◆ Your task
Scan the data. Collect each line that contains the word "Жилье".

[Raw records]
---------------

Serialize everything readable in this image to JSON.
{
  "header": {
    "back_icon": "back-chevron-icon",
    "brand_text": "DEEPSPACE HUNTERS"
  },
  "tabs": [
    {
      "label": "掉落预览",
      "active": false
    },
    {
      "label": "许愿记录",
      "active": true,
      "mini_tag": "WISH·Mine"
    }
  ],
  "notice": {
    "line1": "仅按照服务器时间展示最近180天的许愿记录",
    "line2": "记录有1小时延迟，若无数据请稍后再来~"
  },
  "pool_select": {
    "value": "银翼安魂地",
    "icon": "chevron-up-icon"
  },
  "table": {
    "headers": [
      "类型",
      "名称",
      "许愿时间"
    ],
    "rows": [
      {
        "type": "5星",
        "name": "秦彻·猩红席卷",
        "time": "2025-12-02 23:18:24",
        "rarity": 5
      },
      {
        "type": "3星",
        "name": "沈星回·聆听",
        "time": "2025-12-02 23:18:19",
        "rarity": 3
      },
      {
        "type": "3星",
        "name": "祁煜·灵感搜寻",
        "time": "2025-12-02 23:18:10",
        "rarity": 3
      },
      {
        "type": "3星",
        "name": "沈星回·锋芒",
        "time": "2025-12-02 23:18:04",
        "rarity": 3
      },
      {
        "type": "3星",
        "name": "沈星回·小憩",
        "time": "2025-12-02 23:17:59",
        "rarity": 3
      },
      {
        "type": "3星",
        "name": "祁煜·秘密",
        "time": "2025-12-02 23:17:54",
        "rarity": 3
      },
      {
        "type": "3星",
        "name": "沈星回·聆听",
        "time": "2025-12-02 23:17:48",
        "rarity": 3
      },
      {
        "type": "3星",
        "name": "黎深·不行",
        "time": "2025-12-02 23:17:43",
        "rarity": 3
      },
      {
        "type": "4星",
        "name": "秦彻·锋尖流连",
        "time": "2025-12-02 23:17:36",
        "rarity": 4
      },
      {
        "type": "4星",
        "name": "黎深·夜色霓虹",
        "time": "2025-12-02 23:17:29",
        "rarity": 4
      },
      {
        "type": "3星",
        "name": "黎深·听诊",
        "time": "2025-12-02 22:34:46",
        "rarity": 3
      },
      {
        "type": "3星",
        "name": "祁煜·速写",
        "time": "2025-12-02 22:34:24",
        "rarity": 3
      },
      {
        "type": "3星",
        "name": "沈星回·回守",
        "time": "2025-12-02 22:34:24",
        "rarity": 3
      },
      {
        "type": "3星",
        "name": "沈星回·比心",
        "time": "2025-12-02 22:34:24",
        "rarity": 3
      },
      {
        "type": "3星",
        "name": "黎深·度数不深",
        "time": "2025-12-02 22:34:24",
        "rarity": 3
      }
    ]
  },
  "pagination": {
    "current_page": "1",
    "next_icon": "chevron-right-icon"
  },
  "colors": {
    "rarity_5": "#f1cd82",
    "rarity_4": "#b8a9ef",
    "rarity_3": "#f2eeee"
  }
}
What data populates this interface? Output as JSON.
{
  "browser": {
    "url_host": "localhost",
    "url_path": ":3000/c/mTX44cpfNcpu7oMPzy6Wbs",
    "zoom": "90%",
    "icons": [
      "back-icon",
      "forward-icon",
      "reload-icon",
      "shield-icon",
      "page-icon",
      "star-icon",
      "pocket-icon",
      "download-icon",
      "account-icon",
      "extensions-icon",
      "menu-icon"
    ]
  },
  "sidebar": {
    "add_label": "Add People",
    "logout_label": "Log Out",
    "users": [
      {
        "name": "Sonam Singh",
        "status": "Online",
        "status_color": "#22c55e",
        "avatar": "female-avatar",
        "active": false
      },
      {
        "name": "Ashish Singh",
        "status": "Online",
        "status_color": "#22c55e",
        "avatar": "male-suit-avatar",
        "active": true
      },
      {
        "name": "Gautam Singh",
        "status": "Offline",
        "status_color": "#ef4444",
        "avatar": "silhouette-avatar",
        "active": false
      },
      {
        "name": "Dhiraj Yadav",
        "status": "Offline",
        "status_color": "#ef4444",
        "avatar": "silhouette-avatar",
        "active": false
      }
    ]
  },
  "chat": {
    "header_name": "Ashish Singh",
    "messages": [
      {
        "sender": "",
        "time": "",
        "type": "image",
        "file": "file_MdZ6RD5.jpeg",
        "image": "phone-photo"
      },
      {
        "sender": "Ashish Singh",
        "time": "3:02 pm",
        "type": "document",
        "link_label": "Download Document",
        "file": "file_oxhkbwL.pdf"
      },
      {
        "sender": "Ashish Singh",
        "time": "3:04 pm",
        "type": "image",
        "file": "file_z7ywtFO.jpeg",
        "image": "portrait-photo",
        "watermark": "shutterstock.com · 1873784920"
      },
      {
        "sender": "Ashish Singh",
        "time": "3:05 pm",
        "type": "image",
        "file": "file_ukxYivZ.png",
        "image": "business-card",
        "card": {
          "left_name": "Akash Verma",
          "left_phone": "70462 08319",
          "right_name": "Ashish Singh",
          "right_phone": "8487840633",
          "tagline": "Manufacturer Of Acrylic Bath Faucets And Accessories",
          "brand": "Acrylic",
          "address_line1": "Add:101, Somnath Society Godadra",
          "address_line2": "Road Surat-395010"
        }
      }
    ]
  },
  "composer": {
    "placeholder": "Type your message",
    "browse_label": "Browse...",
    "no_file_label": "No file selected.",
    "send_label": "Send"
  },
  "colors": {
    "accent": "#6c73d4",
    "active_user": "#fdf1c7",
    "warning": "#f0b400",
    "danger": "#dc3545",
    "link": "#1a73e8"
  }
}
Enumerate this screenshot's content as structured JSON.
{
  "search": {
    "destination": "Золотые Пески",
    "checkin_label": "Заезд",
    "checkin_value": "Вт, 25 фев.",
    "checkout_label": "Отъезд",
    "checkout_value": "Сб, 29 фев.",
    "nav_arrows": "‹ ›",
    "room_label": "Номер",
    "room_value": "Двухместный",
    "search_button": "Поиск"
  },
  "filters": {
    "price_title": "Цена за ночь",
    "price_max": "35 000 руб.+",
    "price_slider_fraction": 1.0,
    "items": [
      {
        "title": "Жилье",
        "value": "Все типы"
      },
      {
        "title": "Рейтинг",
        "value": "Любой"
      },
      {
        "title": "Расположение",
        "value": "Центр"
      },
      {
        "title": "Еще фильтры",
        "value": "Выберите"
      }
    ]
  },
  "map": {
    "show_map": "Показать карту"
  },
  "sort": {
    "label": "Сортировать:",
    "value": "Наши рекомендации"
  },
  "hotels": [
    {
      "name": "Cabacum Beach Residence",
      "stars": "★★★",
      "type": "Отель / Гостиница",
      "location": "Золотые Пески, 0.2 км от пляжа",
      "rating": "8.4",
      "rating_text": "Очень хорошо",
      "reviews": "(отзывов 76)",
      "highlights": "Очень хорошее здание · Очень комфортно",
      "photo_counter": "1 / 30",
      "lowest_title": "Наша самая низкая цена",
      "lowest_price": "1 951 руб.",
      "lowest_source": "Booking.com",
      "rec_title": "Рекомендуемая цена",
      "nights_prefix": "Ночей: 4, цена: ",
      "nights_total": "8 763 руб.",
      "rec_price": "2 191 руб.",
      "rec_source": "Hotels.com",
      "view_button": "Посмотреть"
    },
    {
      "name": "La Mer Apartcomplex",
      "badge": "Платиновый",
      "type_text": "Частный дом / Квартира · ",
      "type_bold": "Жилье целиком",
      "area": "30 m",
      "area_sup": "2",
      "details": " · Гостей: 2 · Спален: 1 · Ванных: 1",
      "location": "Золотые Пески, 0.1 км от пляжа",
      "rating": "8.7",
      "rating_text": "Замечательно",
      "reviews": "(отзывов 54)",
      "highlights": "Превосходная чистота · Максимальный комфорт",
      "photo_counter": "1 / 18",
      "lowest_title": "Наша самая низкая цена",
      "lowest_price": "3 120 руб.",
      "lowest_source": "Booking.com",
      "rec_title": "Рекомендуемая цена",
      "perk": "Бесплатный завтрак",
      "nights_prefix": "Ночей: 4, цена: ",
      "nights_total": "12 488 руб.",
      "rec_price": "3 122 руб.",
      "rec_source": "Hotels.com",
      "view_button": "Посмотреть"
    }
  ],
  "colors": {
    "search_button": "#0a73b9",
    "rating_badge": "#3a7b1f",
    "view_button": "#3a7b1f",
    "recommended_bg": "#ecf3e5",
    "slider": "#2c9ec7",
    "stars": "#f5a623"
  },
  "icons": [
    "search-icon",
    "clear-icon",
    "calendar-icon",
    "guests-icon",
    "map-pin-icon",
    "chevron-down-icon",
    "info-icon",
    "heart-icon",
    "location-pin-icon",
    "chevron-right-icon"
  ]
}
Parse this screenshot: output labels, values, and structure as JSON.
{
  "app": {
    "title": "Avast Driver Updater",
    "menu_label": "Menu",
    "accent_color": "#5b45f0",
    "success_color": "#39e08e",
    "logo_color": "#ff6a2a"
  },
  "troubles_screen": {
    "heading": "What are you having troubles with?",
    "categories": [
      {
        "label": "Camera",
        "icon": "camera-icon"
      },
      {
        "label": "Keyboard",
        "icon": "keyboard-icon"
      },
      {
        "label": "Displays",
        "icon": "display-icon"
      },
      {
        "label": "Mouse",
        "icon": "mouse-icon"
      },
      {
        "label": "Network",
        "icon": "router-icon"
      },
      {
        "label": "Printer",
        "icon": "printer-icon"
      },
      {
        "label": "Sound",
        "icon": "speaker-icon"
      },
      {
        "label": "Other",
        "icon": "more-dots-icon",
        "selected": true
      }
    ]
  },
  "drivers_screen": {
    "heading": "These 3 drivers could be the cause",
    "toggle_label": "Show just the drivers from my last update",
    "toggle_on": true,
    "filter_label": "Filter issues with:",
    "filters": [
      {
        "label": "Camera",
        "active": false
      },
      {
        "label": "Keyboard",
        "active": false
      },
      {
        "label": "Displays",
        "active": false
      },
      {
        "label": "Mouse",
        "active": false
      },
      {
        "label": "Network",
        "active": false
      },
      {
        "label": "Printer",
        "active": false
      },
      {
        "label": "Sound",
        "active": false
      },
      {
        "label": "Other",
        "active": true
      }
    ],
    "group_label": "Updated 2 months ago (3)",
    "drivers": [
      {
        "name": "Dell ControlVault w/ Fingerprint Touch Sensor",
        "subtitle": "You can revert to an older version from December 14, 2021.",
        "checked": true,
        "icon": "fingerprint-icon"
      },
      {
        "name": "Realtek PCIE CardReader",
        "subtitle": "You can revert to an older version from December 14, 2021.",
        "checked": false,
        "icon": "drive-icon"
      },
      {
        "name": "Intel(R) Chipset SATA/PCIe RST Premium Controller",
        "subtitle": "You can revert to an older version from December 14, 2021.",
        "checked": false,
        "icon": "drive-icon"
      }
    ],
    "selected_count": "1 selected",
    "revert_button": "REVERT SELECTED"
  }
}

---------------

◆ Solution
        "title": "Жилье",
      "type_bold": "Жилье целиком",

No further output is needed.